◆ **EXCERPTED TEXT**
Savings

Learning from New Barriers

I’ve been lucky when it comes to savings and investing. Lucky and without barriers. I didn’t realize how lucky until recently.

I’ve always been a saver. I’ve had role models in saving and frugality. I’ve also had incredible motivation. In high school, I only worked during the summer. I had to make my money last!

I opened my first savings account when I was very young. I stashed away any dollars I got my hands on, so the minimum opening balance was never a problem. Most banks are lenient with minimum balances for youngsters anyways.

After a few summers of working, I started my first investment account. The $3000 minimum wasn’t a problem. I was so good at making my money last through the years that it piled up. I had the cash sitting in my savings account. At least this would allow it to grow.

When I started my IRA, I was consolidating bank accounts. One happened to have exactly $5500. I had no other plans for the money. An IRA felt like destiny.

My 401k didn’t offer any barriers to entry either. I could put in 1% of my salary. I was just starting my student loan destruction journey and I wanted as much as possible going to my loans. 1% was the minimum I could invest without unenrolling from my 401k. Unenrolling felt like a barrier, so I did what I could to avoid it.

Now that is all well and good. I’m 30 and I’ve planted several solid investment seeds. Each of these accounts are easy now. I add to them when I want with an amount I want.

Starting my taxable investment account has been a different story.

◆ **RECORD SET**
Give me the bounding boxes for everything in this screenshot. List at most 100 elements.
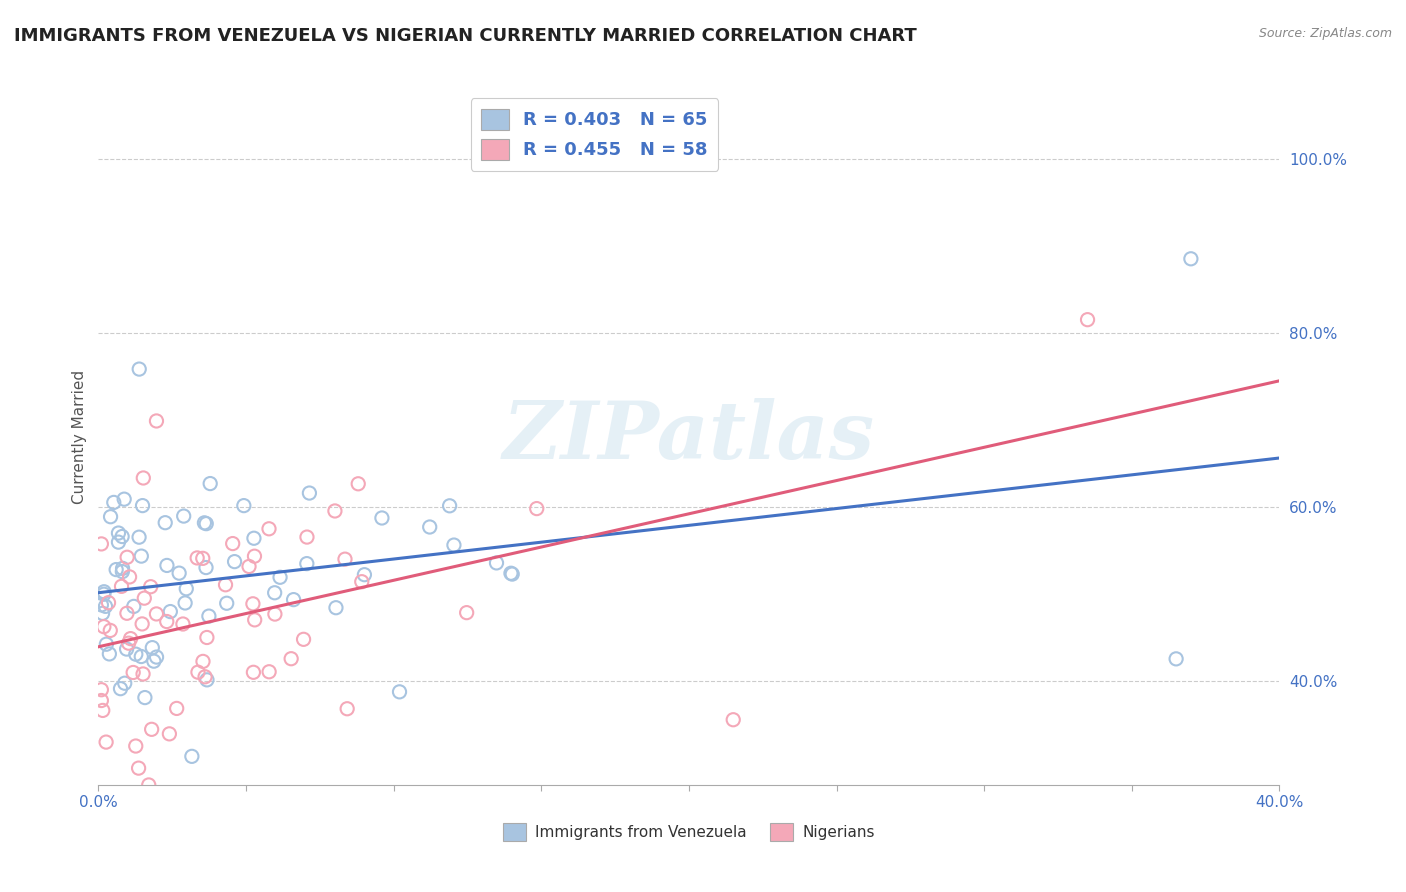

==

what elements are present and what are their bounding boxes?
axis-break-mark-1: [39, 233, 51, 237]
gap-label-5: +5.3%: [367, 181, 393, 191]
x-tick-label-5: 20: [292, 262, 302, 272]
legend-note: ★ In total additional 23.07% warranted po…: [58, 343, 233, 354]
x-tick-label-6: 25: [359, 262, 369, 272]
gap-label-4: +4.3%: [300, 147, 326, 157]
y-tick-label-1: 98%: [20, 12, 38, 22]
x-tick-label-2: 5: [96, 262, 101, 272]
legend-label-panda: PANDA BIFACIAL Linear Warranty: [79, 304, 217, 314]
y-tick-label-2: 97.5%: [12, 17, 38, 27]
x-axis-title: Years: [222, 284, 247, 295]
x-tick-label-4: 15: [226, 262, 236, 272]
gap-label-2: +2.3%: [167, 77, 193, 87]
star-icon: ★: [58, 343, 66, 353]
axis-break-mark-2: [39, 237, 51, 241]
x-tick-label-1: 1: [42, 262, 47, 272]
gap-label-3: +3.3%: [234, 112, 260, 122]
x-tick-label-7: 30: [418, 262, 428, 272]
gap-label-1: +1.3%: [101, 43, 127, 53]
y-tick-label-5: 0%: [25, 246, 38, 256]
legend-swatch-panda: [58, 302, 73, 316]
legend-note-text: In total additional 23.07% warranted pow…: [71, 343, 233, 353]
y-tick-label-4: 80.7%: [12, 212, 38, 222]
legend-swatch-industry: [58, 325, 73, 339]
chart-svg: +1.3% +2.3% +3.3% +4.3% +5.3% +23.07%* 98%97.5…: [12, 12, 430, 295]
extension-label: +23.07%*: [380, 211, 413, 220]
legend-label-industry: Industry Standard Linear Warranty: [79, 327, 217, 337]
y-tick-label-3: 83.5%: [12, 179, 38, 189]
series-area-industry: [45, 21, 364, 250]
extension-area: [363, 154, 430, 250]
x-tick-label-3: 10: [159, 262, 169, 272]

◆ **WHAT TO WORK ON**
1) Reproduce the post about saving and investing word for word, from "I’ve been lucky" to "make my money last!".
2) Pick up the post about saving and investing right after its final sentence and keep writing it.
The data has no connection to the post about saving and investing.

◆ **IN RESPONSE**
1)
I’ve been lucky when it comes to savings and investing. Lucky and without barriers. I didn’t realize how lucky until recently.

I’ve always been a saver. I’ve had role models in saving and frugality. I’ve also had incredible motivation. In high school, I only worked during the summer. I had to make my money last!

2)
We bought a house and that’s priority #1. It needs work. We knew that. I knew that. Taking care of the things we need to do has been expensive, much more expensive that I could have anticipated pre-move.

With that said, I don’t want to get behind on my goals. I’ve set and accomplished a major money goal each year for the last few years. Opening a taxable account is the next step. I don’t want to put it off. However, having nearly all of our money going to house projects has left little for investing.

I want to stay with Vanguard. $3000 is the minimum for most of their funds. I can’t come up with that right now. I’m staying true to my priorities, and there isn’t $3000 to spare after everything else. I lowered my hope to $1000.

I’m struggling to come up with $1000. My saving plan has me getting there in August. That’s what I’m comfortable setting aside. I don’t have the time, energy or resources (still no internet!) to hustle right now. That’s all I can spare.

I’ve never felt a barrier to saving or investing like this before. Most of it is artificially imposed, but I’m true to the jobs I’ve given my money. This isn’t an emergency. It is not a car. It is nothing I’d attempt to justify for the travel fund.

But what if this scarcity was reality?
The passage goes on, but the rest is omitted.